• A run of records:
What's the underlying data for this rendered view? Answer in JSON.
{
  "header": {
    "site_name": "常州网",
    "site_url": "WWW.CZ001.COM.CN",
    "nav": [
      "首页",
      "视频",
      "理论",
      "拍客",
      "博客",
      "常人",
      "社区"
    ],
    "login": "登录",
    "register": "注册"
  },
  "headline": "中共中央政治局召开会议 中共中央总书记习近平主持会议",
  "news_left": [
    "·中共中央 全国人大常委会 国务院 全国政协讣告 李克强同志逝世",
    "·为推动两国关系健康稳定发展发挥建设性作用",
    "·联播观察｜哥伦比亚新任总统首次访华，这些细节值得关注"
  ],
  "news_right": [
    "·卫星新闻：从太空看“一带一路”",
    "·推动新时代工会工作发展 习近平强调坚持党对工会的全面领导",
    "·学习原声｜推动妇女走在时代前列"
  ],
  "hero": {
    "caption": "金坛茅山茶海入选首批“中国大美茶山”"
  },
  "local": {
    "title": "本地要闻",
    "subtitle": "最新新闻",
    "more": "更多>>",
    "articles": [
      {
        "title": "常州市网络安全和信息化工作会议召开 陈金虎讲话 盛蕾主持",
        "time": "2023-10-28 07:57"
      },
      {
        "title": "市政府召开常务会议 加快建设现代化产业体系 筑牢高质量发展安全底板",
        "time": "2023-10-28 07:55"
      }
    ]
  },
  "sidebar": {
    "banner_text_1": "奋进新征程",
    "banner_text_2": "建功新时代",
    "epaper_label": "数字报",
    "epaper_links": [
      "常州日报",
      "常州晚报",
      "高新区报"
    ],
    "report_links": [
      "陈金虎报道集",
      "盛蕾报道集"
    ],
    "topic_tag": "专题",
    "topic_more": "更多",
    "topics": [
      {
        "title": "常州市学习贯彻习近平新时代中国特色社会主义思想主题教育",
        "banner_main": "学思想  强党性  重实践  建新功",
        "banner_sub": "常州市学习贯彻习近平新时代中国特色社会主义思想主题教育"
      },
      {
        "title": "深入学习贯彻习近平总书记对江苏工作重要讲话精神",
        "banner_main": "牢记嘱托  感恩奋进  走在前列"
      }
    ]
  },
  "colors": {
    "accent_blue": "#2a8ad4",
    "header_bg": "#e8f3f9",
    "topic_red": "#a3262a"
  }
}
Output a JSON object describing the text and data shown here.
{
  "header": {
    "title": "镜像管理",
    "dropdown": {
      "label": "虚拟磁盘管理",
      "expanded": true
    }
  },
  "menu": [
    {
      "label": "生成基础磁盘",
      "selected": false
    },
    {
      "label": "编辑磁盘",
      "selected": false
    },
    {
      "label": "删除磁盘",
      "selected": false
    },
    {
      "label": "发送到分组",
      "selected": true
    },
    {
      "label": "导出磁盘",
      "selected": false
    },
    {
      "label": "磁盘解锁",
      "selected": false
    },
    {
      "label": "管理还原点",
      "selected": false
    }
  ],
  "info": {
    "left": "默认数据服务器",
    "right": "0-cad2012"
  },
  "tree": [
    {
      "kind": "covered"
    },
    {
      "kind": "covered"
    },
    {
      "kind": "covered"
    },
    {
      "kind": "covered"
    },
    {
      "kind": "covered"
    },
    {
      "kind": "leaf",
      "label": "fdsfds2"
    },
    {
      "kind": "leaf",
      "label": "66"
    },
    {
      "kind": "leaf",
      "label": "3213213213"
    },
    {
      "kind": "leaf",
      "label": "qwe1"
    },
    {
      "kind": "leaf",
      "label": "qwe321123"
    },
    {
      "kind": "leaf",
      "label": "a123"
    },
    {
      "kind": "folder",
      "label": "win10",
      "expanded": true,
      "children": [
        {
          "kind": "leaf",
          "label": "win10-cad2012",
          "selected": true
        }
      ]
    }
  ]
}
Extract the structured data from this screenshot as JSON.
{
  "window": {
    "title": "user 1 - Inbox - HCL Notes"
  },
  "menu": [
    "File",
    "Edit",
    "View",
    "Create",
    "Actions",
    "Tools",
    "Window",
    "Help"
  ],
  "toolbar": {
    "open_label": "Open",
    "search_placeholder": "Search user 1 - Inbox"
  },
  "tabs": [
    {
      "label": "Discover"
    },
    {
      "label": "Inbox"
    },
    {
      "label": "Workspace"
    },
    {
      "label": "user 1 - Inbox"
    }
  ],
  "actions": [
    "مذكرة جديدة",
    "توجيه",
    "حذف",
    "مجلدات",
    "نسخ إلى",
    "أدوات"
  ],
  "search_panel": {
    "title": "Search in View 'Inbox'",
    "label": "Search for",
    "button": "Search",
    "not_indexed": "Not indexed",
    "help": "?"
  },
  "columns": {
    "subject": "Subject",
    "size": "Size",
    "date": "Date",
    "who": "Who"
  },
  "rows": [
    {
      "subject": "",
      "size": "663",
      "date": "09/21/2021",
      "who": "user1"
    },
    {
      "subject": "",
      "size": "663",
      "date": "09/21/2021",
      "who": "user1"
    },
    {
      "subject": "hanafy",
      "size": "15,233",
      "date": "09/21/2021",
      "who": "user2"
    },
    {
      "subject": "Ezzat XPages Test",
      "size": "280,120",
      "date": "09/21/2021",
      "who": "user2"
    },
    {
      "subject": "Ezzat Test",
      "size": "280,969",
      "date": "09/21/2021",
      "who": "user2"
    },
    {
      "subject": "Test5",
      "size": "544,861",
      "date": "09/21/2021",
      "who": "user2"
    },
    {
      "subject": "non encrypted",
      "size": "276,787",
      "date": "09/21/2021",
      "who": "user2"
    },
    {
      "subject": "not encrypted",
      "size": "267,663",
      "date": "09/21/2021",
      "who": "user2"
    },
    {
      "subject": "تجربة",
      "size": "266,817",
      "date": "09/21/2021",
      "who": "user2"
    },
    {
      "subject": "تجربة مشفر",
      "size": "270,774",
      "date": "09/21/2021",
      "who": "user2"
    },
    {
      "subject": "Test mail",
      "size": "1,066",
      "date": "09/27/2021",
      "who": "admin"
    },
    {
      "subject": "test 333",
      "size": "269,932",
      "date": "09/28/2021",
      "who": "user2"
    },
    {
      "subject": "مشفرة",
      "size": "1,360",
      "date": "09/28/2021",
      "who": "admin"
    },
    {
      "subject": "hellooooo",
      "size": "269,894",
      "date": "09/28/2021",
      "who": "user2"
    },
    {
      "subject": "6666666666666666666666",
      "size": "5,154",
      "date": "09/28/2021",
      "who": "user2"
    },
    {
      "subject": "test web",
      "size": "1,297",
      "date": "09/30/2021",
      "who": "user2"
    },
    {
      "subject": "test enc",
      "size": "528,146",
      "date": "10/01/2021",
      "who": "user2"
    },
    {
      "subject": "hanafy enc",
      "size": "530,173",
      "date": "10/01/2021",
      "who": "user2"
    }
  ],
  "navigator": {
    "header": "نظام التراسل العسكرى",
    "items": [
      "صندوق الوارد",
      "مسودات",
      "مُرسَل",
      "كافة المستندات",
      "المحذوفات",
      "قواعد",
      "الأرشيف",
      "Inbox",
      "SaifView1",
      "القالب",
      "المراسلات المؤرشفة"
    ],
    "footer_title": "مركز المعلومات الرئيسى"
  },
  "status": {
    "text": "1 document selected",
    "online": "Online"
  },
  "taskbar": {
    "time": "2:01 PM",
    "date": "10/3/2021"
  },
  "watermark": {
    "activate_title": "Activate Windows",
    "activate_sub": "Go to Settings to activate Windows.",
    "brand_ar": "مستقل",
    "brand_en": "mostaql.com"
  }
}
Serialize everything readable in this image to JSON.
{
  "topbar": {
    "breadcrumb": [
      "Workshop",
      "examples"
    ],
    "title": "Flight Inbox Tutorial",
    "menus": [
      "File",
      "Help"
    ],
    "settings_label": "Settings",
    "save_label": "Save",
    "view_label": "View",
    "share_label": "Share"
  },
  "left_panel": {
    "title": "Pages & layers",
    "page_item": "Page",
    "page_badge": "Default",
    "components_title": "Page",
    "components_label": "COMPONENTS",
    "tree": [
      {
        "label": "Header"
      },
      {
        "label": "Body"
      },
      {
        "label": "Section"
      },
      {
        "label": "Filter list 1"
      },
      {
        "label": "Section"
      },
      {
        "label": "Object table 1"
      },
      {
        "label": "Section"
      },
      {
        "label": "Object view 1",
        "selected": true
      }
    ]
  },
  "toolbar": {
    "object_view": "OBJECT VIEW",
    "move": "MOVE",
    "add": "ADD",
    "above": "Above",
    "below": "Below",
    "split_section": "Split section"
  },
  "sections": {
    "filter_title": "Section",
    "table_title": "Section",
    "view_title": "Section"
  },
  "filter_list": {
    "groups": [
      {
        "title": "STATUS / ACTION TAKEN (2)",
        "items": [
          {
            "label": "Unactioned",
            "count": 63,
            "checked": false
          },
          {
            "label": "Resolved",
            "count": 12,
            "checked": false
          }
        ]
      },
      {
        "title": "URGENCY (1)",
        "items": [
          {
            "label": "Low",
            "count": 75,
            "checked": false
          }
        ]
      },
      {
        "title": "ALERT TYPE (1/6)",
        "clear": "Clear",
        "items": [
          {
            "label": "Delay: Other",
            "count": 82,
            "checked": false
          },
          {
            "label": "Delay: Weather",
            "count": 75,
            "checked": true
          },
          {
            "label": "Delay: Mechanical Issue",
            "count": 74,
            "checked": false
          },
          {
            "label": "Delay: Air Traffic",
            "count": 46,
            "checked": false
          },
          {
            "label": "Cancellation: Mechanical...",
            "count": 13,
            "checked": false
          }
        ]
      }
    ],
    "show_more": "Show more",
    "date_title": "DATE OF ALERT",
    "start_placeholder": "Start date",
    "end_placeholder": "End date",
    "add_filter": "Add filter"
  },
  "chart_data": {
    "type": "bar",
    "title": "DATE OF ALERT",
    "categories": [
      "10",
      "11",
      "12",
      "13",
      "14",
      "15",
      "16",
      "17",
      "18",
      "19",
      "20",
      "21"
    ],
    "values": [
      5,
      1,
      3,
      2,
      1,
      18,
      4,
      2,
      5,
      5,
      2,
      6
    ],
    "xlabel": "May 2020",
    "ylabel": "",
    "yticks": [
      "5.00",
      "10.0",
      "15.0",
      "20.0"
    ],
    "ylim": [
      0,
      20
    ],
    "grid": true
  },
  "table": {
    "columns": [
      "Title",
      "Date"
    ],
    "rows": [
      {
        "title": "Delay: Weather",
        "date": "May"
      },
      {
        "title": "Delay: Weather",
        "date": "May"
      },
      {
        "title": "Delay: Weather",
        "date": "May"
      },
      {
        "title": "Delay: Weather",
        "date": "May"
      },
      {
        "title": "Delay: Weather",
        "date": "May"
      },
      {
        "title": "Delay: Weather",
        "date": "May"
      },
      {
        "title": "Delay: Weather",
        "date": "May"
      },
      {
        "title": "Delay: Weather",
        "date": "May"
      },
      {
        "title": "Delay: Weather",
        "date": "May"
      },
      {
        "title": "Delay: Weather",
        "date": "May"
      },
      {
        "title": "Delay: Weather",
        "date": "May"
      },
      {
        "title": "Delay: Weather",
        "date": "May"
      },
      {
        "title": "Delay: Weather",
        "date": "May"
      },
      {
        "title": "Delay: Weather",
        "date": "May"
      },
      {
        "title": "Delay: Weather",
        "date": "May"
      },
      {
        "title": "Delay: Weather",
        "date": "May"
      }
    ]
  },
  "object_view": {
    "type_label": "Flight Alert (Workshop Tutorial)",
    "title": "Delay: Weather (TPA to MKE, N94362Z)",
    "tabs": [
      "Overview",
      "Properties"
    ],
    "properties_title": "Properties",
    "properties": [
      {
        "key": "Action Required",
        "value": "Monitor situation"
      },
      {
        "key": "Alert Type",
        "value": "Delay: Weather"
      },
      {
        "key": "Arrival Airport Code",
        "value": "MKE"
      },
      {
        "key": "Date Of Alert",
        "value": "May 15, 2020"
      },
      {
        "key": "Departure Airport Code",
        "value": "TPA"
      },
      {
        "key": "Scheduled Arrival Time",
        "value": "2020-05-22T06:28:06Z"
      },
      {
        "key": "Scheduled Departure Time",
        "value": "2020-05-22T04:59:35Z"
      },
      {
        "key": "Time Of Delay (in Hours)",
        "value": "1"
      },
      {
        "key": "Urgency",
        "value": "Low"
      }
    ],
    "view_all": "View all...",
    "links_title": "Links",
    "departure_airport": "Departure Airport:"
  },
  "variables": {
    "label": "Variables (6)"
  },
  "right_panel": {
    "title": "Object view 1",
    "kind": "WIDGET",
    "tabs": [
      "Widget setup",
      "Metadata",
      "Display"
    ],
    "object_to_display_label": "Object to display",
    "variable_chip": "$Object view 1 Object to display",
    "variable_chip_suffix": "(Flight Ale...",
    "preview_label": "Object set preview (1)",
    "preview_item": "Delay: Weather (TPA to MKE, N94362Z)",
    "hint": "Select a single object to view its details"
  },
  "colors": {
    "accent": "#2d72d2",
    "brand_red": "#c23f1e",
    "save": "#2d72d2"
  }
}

• Do this: Find the string "Mechanical" in the records, then copy each line where it occurs.

• Reply to the exercise:
            "label": "Delay: Mechanical Issue",
            "label": "Cancellation: Mechanical...",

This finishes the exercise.